Goal of the exercise: Return each line of the listing below, unchanged, and omit the images.

(Data entries)
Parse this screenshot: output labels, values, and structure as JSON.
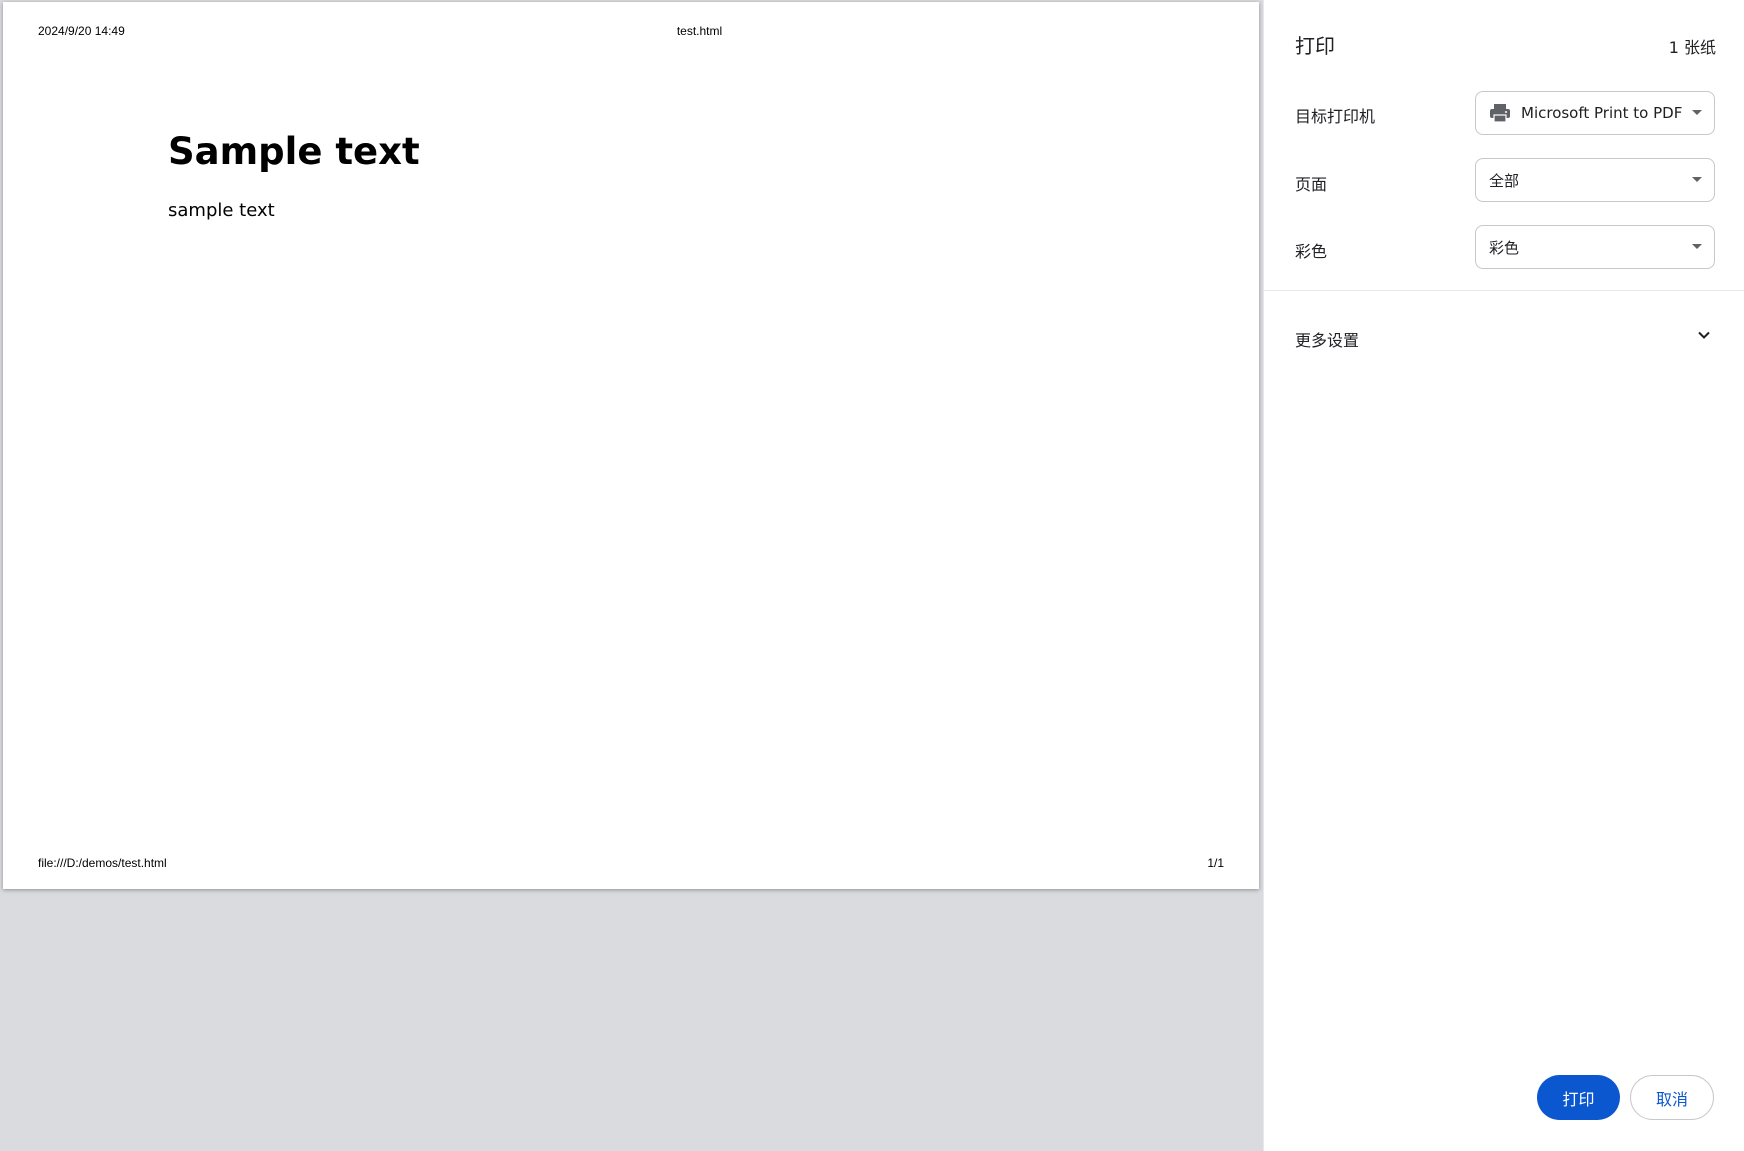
{
  "preview": {
    "header_left": "2024/9/20 14:49",
    "header_center": "test.html",
    "title": "Sample text",
    "body": "sample text",
    "footer_left": "file:///D:/demos/test.html",
    "footer_right": "1/1"
  },
  "sidebar": {
    "title": "打印",
    "sheet_count": "1 张纸",
    "destination": {
      "label": "目标打印机",
      "value": "Microsoft Print to PDF",
      "icon": "printer-icon"
    },
    "pages": {
      "label": "页面",
      "value": "全部"
    },
    "color": {
      "label": "彩色",
      "value": "彩色"
    },
    "more_settings": {
      "label": "更多设置",
      "icon": "chevron-down-icon"
    },
    "buttons": {
      "print": "打印",
      "cancel": "取消"
    }
  },
  "colors": {
    "accent": "#0b57d0",
    "preview_background": "#dadbdf"
  }
}
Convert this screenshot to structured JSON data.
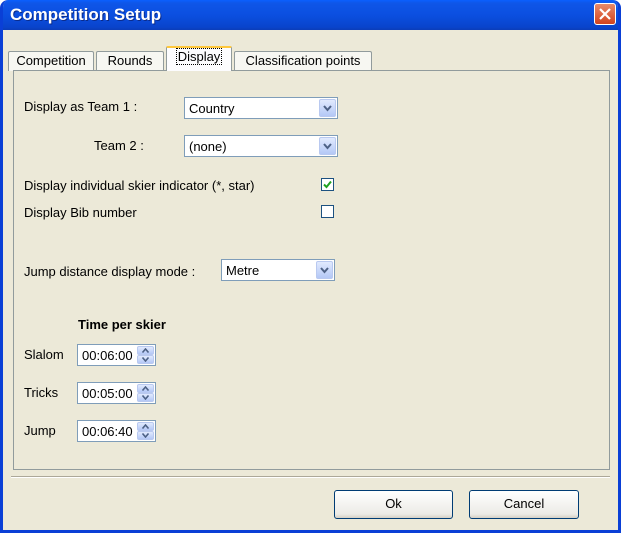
{
  "window": {
    "title": "Competition Setup"
  },
  "tabs": [
    {
      "label": "Competition",
      "active": false
    },
    {
      "label": "Rounds",
      "active": false
    },
    {
      "label": "Display",
      "active": true
    },
    {
      "label": "Classification points",
      "active": false
    }
  ],
  "display": {
    "team1_label": "Display as Team 1 :",
    "team1_value": "Country",
    "team2_label": "Team 2 :",
    "team2_value": "(none)",
    "skier_indicator_label": "Display individual skier indicator (*, star)",
    "skier_indicator_checked": true,
    "bib_label": "Display Bib number",
    "bib_checked": false,
    "jump_mode_label": "Jump distance display mode :",
    "jump_mode_value": "Metre"
  },
  "time_per_skier": {
    "heading": "Time per skier",
    "rows": [
      {
        "label": "Slalom",
        "value": "00:06:00"
      },
      {
        "label": "Tricks",
        "value": "00:05:00"
      },
      {
        "label": "Jump",
        "value": "00:06:40"
      }
    ]
  },
  "buttons": {
    "ok": "Ok",
    "cancel": "Cancel"
  }
}
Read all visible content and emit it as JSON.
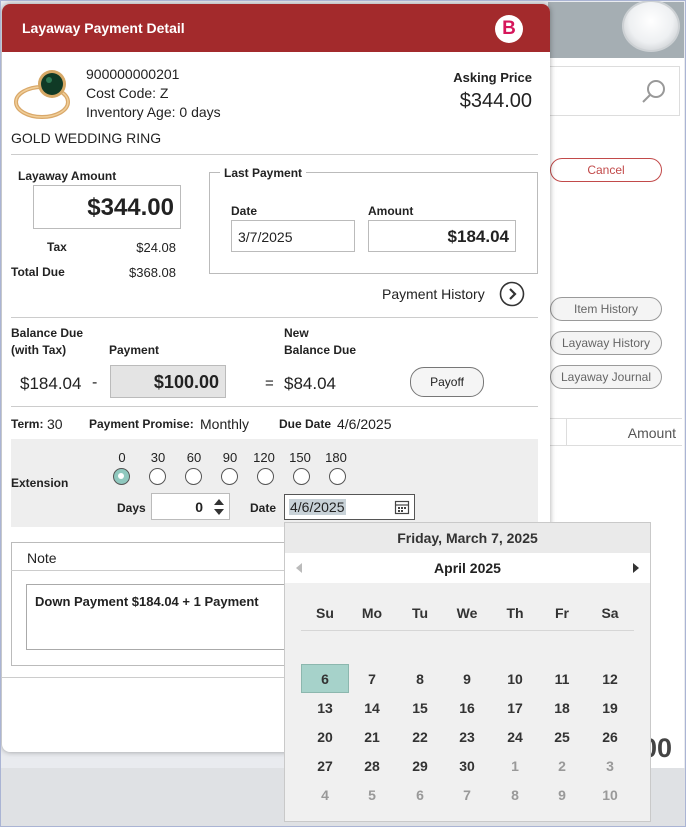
{
  "dialog": {
    "title": "Layaway Payment Detail",
    "logo_letter": "B",
    "item": {
      "number": "900000000201",
      "cost_code": "Cost Code: Z",
      "inventory_age": "Inventory Age: 0 days",
      "description": "GOLD WEDDING RING",
      "asking_price_label": "Asking Price",
      "asking_price": "$344.00"
    },
    "layaway": {
      "amount_label": "Layaway Amount",
      "amount": "$344.00",
      "tax_label": "Tax",
      "tax": "$24.08",
      "total_due_label": "Total Due",
      "total_due": "$368.08"
    },
    "last_payment": {
      "label": "Last Payment",
      "date_label": "Date",
      "date": "3/7/2025",
      "amount_label": "Amount",
      "amount": "$184.04"
    },
    "payment_history_label": "Payment History",
    "balance": {
      "balance_due_label_1": "Balance Due",
      "balance_due_label_2": "(with Tax)",
      "balance_due": "$184.04",
      "minus": "-",
      "payment_label": "Payment",
      "payment": "$100.00",
      "equals": "=",
      "new_balance_label_1": "New",
      "new_balance_label_2": "Balance Due",
      "new_balance": "$84.04",
      "payoff_label": "Payoff"
    },
    "terms": {
      "term_label": "Term:",
      "term": "30",
      "promise_label": "Payment Promise:",
      "promise": "Monthly",
      "due_label": "Due Date",
      "due": "4/6/2025"
    },
    "extension": {
      "label": "Extension",
      "options": [
        "0",
        "30",
        "60",
        "90",
        "120",
        "150",
        "180"
      ],
      "selected": "0",
      "days_label": "Days",
      "days": "0",
      "date_label": "Date",
      "date": "4/6/2025"
    },
    "note": {
      "header": "Note",
      "text": "Down Payment $184.04 + 1 Payment"
    }
  },
  "background": {
    "cancel_label": "Cancel",
    "item_history_label": "Item History",
    "layaway_history_label": "Layaway History",
    "layaway_journal_label": "Layaway Journal",
    "amount_header": "Amount",
    "big_text": "00"
  },
  "calendar": {
    "today_header": "Friday, March 7, 2025",
    "month": "April 2025",
    "weekdays": [
      "Su",
      "Mo",
      "Tu",
      "We",
      "Th",
      "Fr",
      "Sa"
    ],
    "weeks": [
      [
        "6",
        "7",
        "8",
        "9",
        "10",
        "11",
        "12"
      ],
      [
        "13",
        "14",
        "15",
        "16",
        "17",
        "18",
        "19"
      ],
      [
        "20",
        "21",
        "22",
        "23",
        "24",
        "25",
        "26"
      ],
      [
        "27",
        "28",
        "29",
        "30",
        "1",
        "2",
        "3"
      ],
      [
        "4",
        "5",
        "6",
        "7",
        "8",
        "9",
        "10"
      ]
    ],
    "selected_day": "6"
  },
  "colors": {
    "title_bar": "#a32a2c",
    "cancel": "#b03030",
    "selected_day": "#a6d2ca",
    "selected_radio": "#8fc8be"
  }
}
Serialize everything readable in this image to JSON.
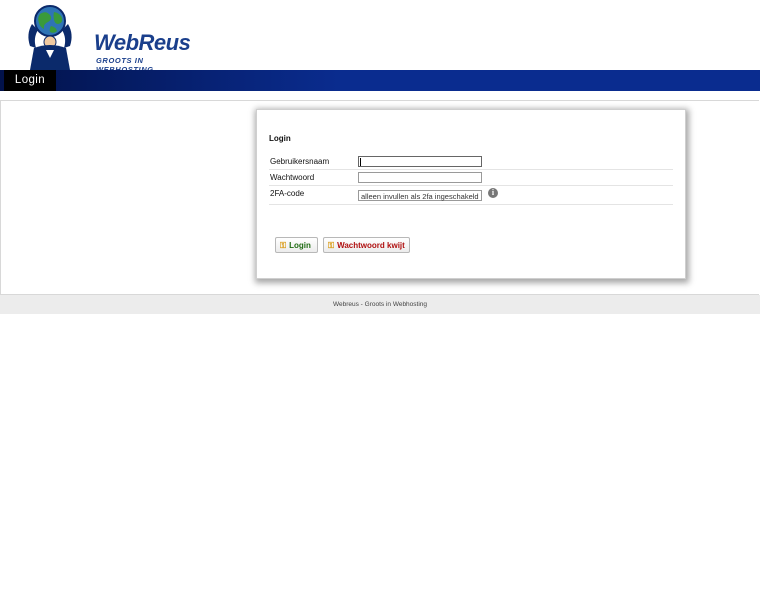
{
  "header": {
    "logo_text": "WebReus",
    "logo_tagline": "GROOTS IN WEBHOSTING"
  },
  "nav": {
    "tabs": [
      {
        "label": "Login"
      }
    ]
  },
  "login_panel": {
    "title": "Login",
    "fields": {
      "username": {
        "label": "Gebruikersnaam",
        "value": ""
      },
      "password": {
        "label": "Wachtwoord",
        "value": ""
      },
      "twofa": {
        "label": "2FA-code",
        "placeholder": "alleen invullen als 2fa ingeschakeld",
        "info_icon": "info-icon"
      }
    },
    "buttons": {
      "login": {
        "label": "Login",
        "icon": "key-icon",
        "color": "#1f6b12"
      },
      "forgot": {
        "label": "Wachtwoord kwijt",
        "icon": "key-icon",
        "color": "#b01010"
      }
    }
  },
  "footer": {
    "text": "Webreus - Groots in Webhosting"
  },
  "colors": {
    "brand_blue": "#0a2c8f",
    "nav_dark": "#02124a"
  }
}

The reply:
Parse this screenshot: output labels, values, and structure as JSON.
{
  "preview": {
    "header_left": "2024/9/20 14:49",
    "header_center": "test.html",
    "title": "Sample text",
    "body": "sample text",
    "footer_left": "file:///D:/demos/test.html",
    "footer_right": "1/1"
  },
  "sidebar": {
    "title": "打印",
    "sheet_count": "1 张纸",
    "destination": {
      "label": "目标打印机",
      "value": "Microsoft Print to PDF",
      "icon": "printer-icon"
    },
    "pages": {
      "label": "页面",
      "value": "全部"
    },
    "color": {
      "label": "彩色",
      "value": "彩色"
    },
    "more_settings": {
      "label": "更多设置",
      "icon": "chevron-down-icon"
    },
    "buttons": {
      "print": "打印",
      "cancel": "取消"
    }
  },
  "colors": {
    "accent": "#0b57d0",
    "preview_background": "#dadbdf"
  }
}
Convert this screenshot to structured JSON data.
{
  "window": {
    "title": "Competition Setup"
  },
  "tabs": [
    {
      "label": "Competition",
      "active": false
    },
    {
      "label": "Rounds",
      "active": false
    },
    {
      "label": "Display",
      "active": true
    },
    {
      "label": "Classification points",
      "active": false
    }
  ],
  "display": {
    "team1_label": "Display as Team 1 :",
    "team1_value": "Country",
    "team2_label": "Team 2 :",
    "team2_value": "(none)",
    "skier_indicator_label": "Display individual skier indicator (*, star)",
    "skier_indicator_checked": true,
    "bib_label": "Display Bib number",
    "bib_checked": false,
    "jump_mode_label": "Jump distance display mode :",
    "jump_mode_value": "Metre"
  },
  "time_per_skier": {
    "heading": "Time per skier",
    "rows": [
      {
        "label": "Slalom",
        "value": "00:06:00"
      },
      {
        "label": "Tricks",
        "value": "00:05:00"
      },
      {
        "label": "Jump",
        "value": "00:06:40"
      }
    ]
  },
  "buttons": {
    "ok": "Ok",
    "cancel": "Cancel"
  }
}
Read all visible content and emit it as JSON.
{
  "dialog": {
    "title": "Layaway Payment Detail",
    "logo_letter": "B",
    "item": {
      "number": "900000000201",
      "cost_code": "Cost Code: Z",
      "inventory_age": "Inventory Age: 0 days",
      "description": "GOLD WEDDING RING",
      "asking_price_label": "Asking Price",
      "asking_price": "$344.00"
    },
    "layaway": {
      "amount_label": "Layaway Amount",
      "amount": "$344.00",
      "tax_label": "Tax",
      "tax": "$24.08",
      "total_due_label": "Total Due",
      "total_due": "$368.08"
    },
    "last_payment": {
      "label": "Last Payment",
      "date_label": "Date",
      "date": "3/7/2025",
      "amount_label": "Amount",
      "amount": "$184.04"
    },
    "payment_history_label": "Payment History",
    "balance": {
      "balance_due_label_1": "Balance Due",
      "balance_due_label_2": "(with Tax)",
      "balance_due": "$184.04",
      "minus": "-",
      "payment_label": "Payment",
      "payment": "$100.00",
      "equals": "=",
      "new_balance_label_1": "New",
      "new_balance_label_2": "Balance Due",
      "new_balance": "$84.04",
      "payoff_label": "Payoff"
    },
    "terms": {
      "term_label": "Term:",
      "term": "30",
      "promise_label": "Payment Promise:",
      "promise": "Monthly",
      "due_label": "Due Date",
      "due": "4/6/2025"
    },
    "extension": {
      "label": "Extension",
      "options": [
        "0",
        "30",
        "60",
        "90",
        "120",
        "150",
        "180"
      ],
      "selected": "0",
      "days_label": "Days",
      "days": "0",
      "date_label": "Date",
      "date": "4/6/2025"
    },
    "note": {
      "header": "Note",
      "text": "Down Payment $184.04 + 1 Payment"
    }
  },
  "background": {
    "cancel_label": "Cancel",
    "item_history_label": "Item History",
    "layaway_history_label": "Layaway History",
    "layaway_journal_label": "Layaway Journal",
    "amount_header": "Amount",
    "big_text": "00"
  },
  "calendar": {
    "today_header": "Friday, March 7, 2025",
    "month": "April 2025",
    "weekdays": [
      "Su",
      "Mo",
      "Tu",
      "We",
      "Th",
      "Fr",
      "Sa"
    ],
    "weeks": [
      [
        "6",
        "7",
        "8",
        "9",
        "10",
        "11",
        "12"
      ],
      [
        "13",
        "14",
        "15",
        "16",
        "17",
        "18",
        "19"
      ],
      [
        "20",
        "21",
        "22",
        "23",
        "24",
        "25",
        "26"
      ],
      [
        "27",
        "28",
        "29",
        "30",
        "1",
        "2",
        "3"
      ],
      [
        "4",
        "5",
        "6",
        "7",
        "8",
        "9",
        "10"
      ]
    ],
    "selected_day": "6"
  },
  "colors": {
    "title_bar": "#a32a2c",
    "cancel": "#b03030",
    "selected_day": "#a6d2ca",
    "selected_radio": "#8fc8be"
  }
}
Serialize everything readable in this image to JSON.
{
  "header": {
    "logo_text": "WebReus",
    "logo_tagline": "GROOTS IN WEBHOSTING"
  },
  "nav": {
    "tabs": [
      {
        "label": "Login"
      }
    ]
  },
  "login_panel": {
    "title": "Login",
    "fields": {
      "username": {
        "label": "Gebruikersnaam",
        "value": ""
      },
      "password": {
        "label": "Wachtwoord",
        "value": ""
      },
      "twofa": {
        "label": "2FA-code",
        "placeholder": "alleen invullen als 2fa ingeschakeld",
        "info_icon": "info-icon"
      }
    },
    "buttons": {
      "login": {
        "label": "Login",
        "icon": "key-icon",
        "color": "#1f6b12"
      },
      "forgot": {
        "label": "Wachtwoord kwijt",
        "icon": "key-icon",
        "color": "#b01010"
      }
    }
  },
  "footer": {
    "text": "Webreus - Groots in Webhosting"
  },
  "colors": {
    "brand_blue": "#0a2c8f",
    "nav_dark": "#02124a"
  }
}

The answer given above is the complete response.